» **Written problem**
Copy every line of the records below where the word "коли" occurs.

» **Records to process**
-------
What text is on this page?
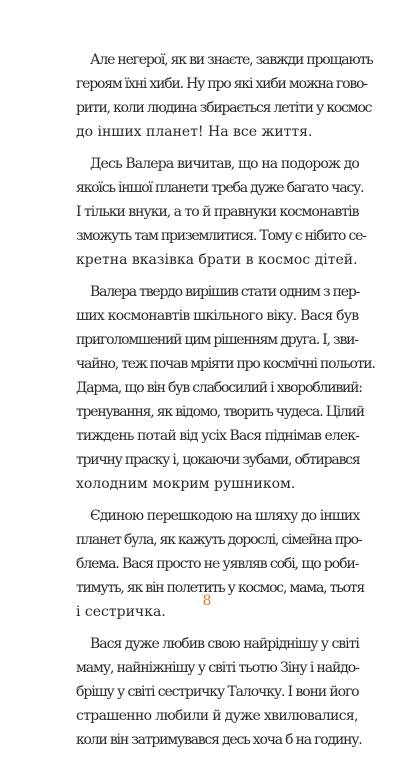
Але негерої, як ви знаєте, завжди прощають
героям їхні хиби. Ну про які хиби можна гово-
рити, коли людина збирається летіти у космос
до інших планет! На все життя.

Десь Валера вичитав, що на подорож до
якоїсь іншої планети треба дуже багато часу.
І тільки внуки, а то й правнуки космонавтів
зможуть там приземлитися. Тому є нібито се-
кретна вказівка брати в космос дітей.

Валера твердо вирішив стати одним з пер-
ших космонавтів шкільного віку. Вася був
приголомшений цим рішенням друга. І, зви-
чайно, теж почав мріяти про космічні польоти.
Дарма, що він був слабосилий і хворобливий:
тренування, як відомо, творить чудеса. Цілий
тиждень потай від усіх Вася піднімав елек-
тричну праску і, цокаючи зубами, обтирався
холодним мокрим рушником.

Єдиною перешкодою на шляху до інших
планет була, як кажуть дорослі, сімейна про-
блема. Вася просто не уявляв собі, що роби-
тимуть, як він полетить у космос, мама, тьотя
і сестричка.

Вася дуже любив свою найріднішу у світі
маму, найніжнішу у світі тьотю Зіну і найдо-
брішу у світі сестричку Талочку. І вони його
страшенно любили й дуже хвилювалися,
коли він затримувався десь хоча б на годину.

8
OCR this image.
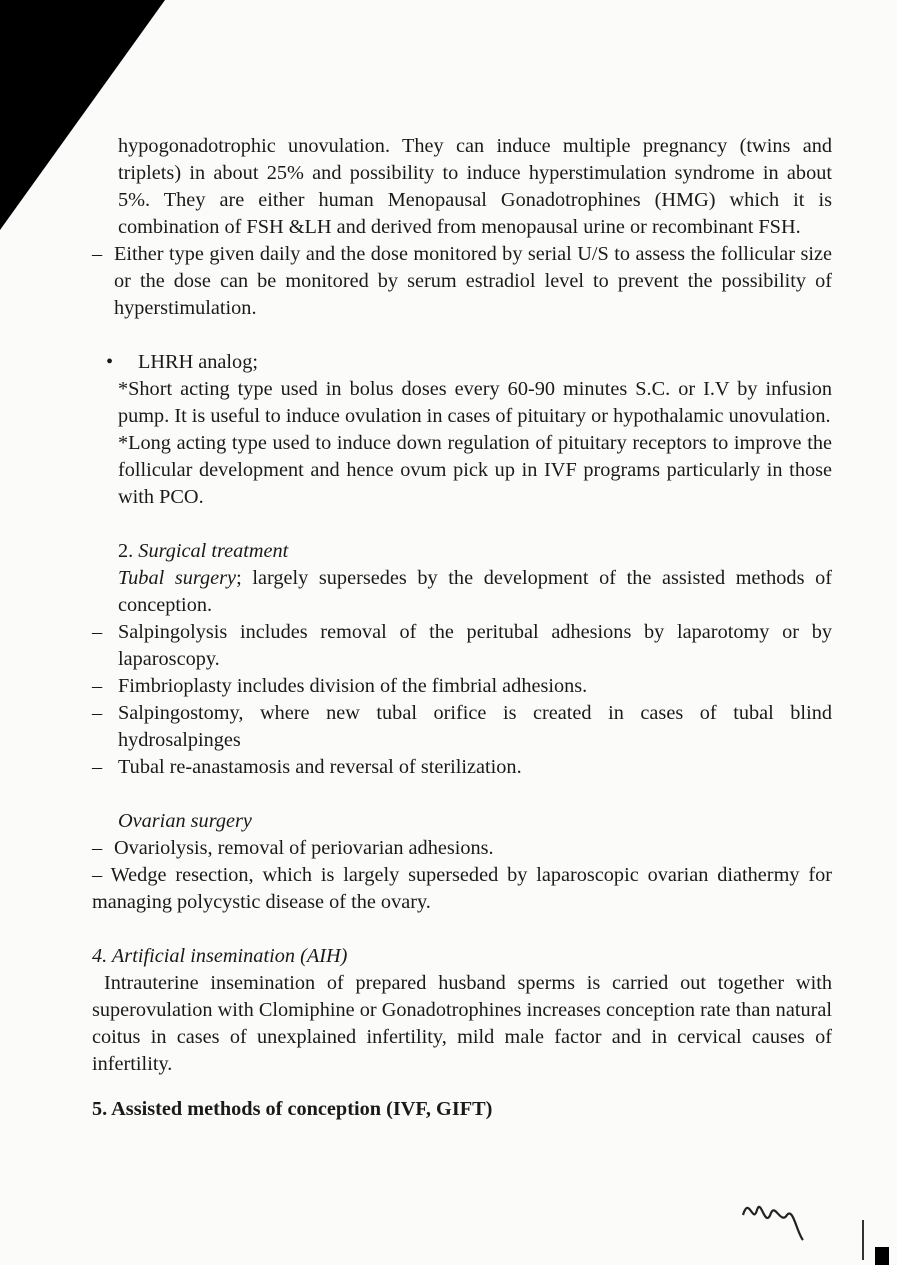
hypogonadotrophic unovulation. They can induce multiple pregnancy (twins and triplets) in about 25% and possibility to induce hyperstimulation syndrome in about 5%. They are either human Menopausal Gonadotrophines (HMG) which it is combination of FSH &LH and derived from menopausal urine or recombinant FSH.
– Either type given daily and the dose monitored by serial U/S to assess the follicular size or the dose can be monitored by serum estradiol level to prevent the possibility of hyperstimulation.
• LHRH analog;
*Short acting type used in bolus doses every 60-90 minutes S.C. or I.V by infusion pump. It is useful to induce ovulation in cases of pituitary or hypothalamic unovulation.
*Long acting type used to induce down regulation of pituitary receptors to improve the follicular development and hence ovum pick up in IVF programs particularly in those with PCO.
2. Surgical treatment
Tubal surgery; largely supersedes by the development of the assisted methods of conception.
– Salpingolysis includes removal of the peritubal adhesions by laparotomy or by laparoscopy.
– Fimbrioplasty includes division of the fimbrial adhesions.
– Salpingostomy, where new tubal orifice is created in cases of tubal blind hydrosalpinges
– Tubal re-anastamosis and reversal of sterilization.
Ovarian surgery
– Ovariolysis, removal of periovarian adhesions.
– Wedge resection, which is largely superseded by laparoscopic ovarian diathermy for managing polycystic disease of the ovary.
4. Artificial insemination (AIH)
Intrauterine insemination of prepared husband sperms is carried out together with superovulation with Clomiphine or Gonadotrophines increases conception rate than natural coitus in cases of unexplained infertility, mild male factor and in cervical causes of infertility.
5. Assisted methods of conception (IVF, GIFT)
-------
» **Solution to this task**
рити, коли людина збирається летіти у космос
коли він затримувався десь хоча б на годину.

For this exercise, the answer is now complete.